(Data shown Opens)

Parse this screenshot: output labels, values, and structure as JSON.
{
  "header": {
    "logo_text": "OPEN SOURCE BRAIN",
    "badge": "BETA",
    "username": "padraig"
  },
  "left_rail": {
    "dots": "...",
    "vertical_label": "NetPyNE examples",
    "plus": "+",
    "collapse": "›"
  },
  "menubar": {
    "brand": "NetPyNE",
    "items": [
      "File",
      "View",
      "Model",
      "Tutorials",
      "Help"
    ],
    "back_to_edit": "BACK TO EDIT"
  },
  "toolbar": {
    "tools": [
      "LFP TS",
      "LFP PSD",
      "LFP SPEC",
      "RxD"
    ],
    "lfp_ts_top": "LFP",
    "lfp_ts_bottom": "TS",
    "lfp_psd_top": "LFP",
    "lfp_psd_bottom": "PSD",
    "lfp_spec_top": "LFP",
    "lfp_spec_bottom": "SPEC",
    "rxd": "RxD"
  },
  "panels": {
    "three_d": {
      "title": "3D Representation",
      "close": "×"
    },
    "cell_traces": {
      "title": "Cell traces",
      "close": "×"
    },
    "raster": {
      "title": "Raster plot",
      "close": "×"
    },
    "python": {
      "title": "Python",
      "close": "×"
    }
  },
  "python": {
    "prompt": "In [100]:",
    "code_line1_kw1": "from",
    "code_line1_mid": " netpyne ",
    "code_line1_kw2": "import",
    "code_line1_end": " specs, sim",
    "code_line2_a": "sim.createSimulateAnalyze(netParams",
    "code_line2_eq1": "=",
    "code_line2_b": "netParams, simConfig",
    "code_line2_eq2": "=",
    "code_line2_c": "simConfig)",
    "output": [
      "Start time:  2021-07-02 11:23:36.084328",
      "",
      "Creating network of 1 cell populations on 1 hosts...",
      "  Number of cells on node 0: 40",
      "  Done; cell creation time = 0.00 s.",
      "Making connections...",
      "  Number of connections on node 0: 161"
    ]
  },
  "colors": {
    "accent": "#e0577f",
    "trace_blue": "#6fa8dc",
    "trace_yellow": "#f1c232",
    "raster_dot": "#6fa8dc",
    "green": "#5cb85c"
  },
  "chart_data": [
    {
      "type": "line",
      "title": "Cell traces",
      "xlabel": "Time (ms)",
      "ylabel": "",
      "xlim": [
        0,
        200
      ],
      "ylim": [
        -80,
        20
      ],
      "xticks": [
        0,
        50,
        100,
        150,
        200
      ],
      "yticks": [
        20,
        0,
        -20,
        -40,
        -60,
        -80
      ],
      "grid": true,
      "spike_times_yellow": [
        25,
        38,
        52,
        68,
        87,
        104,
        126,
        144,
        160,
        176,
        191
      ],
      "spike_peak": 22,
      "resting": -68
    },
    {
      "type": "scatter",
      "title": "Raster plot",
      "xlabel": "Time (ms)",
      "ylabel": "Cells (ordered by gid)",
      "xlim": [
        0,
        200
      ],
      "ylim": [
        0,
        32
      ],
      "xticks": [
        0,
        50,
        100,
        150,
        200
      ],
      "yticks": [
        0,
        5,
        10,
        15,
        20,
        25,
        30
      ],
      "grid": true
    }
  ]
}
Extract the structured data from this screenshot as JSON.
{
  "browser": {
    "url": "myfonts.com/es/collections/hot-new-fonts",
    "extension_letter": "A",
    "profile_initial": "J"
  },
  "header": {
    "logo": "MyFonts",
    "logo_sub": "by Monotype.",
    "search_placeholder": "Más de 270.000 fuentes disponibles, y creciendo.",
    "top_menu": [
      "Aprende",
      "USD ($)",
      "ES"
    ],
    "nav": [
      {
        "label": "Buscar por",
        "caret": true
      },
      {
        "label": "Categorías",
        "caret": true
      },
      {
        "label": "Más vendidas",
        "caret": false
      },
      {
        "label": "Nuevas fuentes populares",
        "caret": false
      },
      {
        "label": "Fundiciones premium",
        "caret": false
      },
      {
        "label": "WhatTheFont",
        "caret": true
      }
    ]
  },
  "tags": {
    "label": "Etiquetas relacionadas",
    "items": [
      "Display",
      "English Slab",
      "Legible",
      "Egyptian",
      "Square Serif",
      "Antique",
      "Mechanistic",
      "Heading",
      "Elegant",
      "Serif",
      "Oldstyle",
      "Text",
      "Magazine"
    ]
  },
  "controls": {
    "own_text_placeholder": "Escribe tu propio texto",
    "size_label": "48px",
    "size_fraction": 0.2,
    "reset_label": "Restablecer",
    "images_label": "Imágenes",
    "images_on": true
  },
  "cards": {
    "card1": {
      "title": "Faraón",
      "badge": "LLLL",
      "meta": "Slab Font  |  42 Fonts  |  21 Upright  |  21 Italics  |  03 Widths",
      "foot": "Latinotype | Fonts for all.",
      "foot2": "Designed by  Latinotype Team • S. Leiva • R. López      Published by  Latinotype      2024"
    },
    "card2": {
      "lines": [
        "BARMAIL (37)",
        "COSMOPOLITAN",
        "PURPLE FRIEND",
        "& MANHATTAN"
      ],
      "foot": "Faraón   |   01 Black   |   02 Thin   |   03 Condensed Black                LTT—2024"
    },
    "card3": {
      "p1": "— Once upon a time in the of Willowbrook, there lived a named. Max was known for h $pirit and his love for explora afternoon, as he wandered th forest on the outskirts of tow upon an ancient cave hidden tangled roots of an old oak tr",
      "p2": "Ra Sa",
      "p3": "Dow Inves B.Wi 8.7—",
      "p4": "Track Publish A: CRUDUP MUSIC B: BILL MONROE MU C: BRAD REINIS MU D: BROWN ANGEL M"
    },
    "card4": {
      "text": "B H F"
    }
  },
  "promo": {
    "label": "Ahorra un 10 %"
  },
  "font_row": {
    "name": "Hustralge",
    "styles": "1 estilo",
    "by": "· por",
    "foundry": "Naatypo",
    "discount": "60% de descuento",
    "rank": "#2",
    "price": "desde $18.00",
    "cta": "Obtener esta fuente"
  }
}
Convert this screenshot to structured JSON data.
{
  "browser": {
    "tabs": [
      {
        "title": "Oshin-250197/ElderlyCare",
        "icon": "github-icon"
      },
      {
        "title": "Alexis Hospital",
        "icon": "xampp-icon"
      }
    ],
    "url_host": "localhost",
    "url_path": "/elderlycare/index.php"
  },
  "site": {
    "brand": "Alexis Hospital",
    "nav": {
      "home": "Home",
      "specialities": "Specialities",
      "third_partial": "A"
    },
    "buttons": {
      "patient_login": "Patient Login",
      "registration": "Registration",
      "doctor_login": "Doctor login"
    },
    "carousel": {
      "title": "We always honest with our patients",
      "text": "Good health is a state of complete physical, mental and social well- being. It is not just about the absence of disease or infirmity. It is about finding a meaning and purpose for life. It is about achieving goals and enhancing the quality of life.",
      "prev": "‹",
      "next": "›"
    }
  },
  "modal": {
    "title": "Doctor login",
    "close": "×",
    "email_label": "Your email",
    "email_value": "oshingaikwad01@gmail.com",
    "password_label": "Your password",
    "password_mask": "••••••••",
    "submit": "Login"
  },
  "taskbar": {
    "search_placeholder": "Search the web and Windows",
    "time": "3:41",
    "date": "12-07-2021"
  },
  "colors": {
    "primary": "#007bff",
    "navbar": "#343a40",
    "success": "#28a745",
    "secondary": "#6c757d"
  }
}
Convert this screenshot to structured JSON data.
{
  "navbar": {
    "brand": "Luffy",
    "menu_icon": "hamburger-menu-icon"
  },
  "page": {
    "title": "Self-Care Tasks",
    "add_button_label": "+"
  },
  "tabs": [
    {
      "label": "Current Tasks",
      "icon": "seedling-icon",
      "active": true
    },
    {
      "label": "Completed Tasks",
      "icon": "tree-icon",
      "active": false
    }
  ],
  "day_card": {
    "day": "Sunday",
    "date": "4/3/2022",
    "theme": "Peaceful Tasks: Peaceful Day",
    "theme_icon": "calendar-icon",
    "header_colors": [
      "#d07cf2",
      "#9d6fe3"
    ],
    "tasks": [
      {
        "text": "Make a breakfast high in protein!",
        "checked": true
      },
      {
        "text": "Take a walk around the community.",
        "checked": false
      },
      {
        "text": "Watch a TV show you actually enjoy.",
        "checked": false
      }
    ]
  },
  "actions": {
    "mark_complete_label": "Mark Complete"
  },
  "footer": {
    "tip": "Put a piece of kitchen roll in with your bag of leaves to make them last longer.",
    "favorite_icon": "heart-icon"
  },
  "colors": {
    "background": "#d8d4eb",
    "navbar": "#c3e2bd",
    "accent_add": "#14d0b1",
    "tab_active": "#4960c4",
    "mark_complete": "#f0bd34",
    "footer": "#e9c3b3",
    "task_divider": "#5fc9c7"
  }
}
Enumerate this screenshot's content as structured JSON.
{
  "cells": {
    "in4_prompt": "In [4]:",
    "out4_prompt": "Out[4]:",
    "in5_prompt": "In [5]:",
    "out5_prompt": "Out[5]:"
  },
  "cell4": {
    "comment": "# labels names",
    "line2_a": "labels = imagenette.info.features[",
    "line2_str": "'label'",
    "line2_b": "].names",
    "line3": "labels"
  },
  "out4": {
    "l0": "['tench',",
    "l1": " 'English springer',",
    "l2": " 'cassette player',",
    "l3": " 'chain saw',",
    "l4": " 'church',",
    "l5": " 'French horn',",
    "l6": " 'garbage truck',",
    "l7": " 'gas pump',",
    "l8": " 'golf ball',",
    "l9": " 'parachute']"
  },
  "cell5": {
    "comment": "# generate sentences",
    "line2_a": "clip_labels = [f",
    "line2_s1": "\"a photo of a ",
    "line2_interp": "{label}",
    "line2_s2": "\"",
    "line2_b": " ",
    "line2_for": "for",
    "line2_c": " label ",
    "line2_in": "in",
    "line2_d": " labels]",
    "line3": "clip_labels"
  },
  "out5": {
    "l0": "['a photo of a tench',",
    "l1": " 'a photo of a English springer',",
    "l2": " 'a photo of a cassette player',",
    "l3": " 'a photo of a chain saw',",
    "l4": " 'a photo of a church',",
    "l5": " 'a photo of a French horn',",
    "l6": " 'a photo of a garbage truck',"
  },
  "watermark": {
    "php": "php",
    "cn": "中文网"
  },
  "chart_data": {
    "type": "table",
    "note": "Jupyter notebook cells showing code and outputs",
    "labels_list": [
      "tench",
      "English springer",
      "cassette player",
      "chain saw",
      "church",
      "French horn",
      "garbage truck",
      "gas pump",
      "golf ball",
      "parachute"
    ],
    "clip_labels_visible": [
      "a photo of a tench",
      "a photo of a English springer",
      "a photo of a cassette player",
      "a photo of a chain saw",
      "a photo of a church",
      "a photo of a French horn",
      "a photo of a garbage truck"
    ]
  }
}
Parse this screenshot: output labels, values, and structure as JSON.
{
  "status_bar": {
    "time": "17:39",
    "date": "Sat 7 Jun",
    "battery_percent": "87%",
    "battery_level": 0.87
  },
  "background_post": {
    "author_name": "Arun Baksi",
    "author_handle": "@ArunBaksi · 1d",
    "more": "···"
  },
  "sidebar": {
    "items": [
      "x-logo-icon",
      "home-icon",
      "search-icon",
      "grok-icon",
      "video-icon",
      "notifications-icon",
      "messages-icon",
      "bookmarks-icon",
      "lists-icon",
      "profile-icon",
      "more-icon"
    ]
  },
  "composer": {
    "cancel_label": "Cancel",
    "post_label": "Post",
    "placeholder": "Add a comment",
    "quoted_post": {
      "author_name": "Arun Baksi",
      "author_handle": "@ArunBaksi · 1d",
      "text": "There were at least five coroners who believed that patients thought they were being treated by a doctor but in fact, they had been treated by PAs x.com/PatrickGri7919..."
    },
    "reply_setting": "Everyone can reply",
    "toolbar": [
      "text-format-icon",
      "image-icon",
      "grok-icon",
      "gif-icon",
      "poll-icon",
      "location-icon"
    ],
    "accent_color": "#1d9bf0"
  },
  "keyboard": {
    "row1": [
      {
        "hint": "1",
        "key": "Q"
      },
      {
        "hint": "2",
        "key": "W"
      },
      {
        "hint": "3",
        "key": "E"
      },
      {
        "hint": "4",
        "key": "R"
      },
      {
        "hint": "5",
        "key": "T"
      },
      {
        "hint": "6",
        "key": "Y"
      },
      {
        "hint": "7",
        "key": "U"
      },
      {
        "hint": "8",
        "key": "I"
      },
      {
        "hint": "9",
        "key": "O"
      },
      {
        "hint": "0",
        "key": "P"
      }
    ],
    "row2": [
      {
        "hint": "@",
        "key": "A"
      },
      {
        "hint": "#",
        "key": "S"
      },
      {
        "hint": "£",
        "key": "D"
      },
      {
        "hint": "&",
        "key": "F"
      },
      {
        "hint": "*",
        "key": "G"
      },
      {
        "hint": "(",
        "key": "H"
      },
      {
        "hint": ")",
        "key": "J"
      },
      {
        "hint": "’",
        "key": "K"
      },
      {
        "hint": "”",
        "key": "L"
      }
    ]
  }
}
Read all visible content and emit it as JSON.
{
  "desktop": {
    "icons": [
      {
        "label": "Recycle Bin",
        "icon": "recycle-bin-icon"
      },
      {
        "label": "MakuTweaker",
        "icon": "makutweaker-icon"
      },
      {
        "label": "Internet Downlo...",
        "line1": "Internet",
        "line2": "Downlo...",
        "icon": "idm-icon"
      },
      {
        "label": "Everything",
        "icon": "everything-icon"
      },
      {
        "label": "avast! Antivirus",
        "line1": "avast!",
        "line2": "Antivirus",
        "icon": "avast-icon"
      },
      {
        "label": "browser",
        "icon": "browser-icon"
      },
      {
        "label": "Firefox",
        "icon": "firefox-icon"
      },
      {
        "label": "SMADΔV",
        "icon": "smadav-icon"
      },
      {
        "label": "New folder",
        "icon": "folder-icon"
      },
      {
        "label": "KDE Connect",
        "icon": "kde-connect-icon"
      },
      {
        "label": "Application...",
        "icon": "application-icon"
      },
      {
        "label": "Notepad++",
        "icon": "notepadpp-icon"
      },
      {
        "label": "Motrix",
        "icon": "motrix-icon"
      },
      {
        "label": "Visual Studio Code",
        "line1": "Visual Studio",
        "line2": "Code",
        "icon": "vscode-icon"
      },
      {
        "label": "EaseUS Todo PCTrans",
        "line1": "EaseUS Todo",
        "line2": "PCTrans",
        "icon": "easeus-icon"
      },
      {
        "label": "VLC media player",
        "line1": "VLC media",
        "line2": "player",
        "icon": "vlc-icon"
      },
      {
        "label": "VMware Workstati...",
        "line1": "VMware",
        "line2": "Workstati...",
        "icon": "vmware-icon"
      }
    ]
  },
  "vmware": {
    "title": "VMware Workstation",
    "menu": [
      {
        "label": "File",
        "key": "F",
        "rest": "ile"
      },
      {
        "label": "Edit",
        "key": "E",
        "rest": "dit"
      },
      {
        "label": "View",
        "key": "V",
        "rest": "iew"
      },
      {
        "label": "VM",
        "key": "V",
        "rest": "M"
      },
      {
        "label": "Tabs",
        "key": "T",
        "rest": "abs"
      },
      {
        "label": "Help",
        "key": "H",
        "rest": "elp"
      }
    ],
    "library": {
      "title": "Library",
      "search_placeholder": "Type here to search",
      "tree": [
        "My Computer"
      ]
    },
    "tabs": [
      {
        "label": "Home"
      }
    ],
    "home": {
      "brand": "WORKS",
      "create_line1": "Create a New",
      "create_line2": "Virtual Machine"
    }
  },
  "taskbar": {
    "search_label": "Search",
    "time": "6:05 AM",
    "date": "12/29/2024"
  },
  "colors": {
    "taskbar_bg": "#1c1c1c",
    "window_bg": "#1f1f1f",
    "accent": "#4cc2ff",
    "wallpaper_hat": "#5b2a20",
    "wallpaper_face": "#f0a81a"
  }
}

(Data shown Closes)

Scan the records above for the string "Visual", then report every line that contains it.

Finished task>
        "label": "Visual Studio Code",
        "line1": "Visual Studio",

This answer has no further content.